##### Available data

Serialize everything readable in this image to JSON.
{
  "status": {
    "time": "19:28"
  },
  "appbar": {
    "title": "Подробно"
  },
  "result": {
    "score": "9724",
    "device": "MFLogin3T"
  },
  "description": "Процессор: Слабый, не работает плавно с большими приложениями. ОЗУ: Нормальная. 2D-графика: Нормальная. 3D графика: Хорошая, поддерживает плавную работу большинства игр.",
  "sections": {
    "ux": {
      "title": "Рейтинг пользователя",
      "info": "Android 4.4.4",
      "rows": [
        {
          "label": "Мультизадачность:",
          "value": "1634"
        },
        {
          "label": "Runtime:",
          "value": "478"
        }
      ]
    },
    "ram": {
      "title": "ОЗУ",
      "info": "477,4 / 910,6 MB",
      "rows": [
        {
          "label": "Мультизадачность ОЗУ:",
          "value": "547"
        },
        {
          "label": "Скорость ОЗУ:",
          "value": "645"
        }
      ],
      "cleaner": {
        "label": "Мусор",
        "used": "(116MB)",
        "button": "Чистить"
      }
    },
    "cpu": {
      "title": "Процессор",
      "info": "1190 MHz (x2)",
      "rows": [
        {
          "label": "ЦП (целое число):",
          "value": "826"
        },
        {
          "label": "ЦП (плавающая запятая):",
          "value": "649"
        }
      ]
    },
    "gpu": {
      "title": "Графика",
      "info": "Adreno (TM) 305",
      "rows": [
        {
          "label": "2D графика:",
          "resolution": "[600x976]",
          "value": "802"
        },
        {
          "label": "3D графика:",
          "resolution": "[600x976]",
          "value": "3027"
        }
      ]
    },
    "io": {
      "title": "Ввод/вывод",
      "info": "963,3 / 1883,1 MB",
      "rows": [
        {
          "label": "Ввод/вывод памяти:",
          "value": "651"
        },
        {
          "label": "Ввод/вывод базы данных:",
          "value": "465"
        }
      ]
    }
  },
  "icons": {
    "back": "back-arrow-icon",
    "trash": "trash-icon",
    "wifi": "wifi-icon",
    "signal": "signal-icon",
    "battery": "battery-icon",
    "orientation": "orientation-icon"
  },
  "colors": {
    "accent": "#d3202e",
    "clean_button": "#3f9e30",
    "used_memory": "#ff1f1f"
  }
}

##########

▸ Given exercise
Transcribe each entry precisely, missing none.

▸ Result for this exercise
Serialize everything readable in this image to JSON.
{
  "status": {
    "time": "19:28"
  },
  "appbar": {
    "title": "Подробно"
  },
  "result": {
    "score": "9724",
    "device": "MFLogin3T"
  },
  "description": "Процессор: Слабый, не работает плавно с большими приложениями. ОЗУ: Нормальная. 2D-графика: Нормальная. 3D графика: Хорошая, поддерживает плавную работу большинства игр.",
  "sections": {
    "ux": {
      "title": "Рейтинг пользователя",
      "info": "Android 4.4.4",
      "rows": [
        {
          "label": "Мультизадачность:",
          "value": "1634"
        },
        {
          "label": "Runtime:",
          "value": "478"
        }
      ]
    },
    "ram": {
      "title": "ОЗУ",
      "info": "477,4 / 910,6 MB",
      "rows": [
        {
          "label": "Мультизадачность ОЗУ:",
          "value": "547"
        },
        {
          "label": "Скорость ОЗУ:",
          "value": "645"
        }
      ],
      "cleaner": {
        "label": "Мусор",
        "used": "(116MB)",
        "button": "Чистить"
      }
    },
    "cpu": {
      "title": "Процессор",
      "info": "1190 MHz (x2)",
      "rows": [
        {
          "label": "ЦП (целое число):",
          "value": "826"
        },
        {
          "label": "ЦП (плавающая запятая):",
          "value": "649"
        }
      ]
    },
    "gpu": {
      "title": "Графика",
      "info": "Adreno (TM) 305",
      "rows": [
        {
          "label": "2D графика:",
          "resolution": "[600x976]",
          "value": "802"
        },
        {
          "label": "3D графика:",
          "resolution": "[600x976]",
          "value": "3027"
        }
      ]
    },
    "io": {
      "title": "Ввод/вывод",
      "info": "963,3 / 1883,1 MB",
      "rows": [
        {
          "label": "Ввод/вывод памяти:",
          "value": "651"
        },
        {
          "label": "Ввод/вывод базы данных:",
          "value": "465"
        }
      ]
    }
  },
  "icons": {
    "back": "back-arrow-icon",
    "trash": "trash-icon",
    "wifi": "wifi-icon",
    "signal": "signal-icon",
    "battery": "battery-icon",
    "orientation": "orientation-icon"
  },
  "colors": {
    "accent": "#d3202e",
    "clean_button": "#3f9e30",
    "used_memory": "#ff1f1f"
  }
}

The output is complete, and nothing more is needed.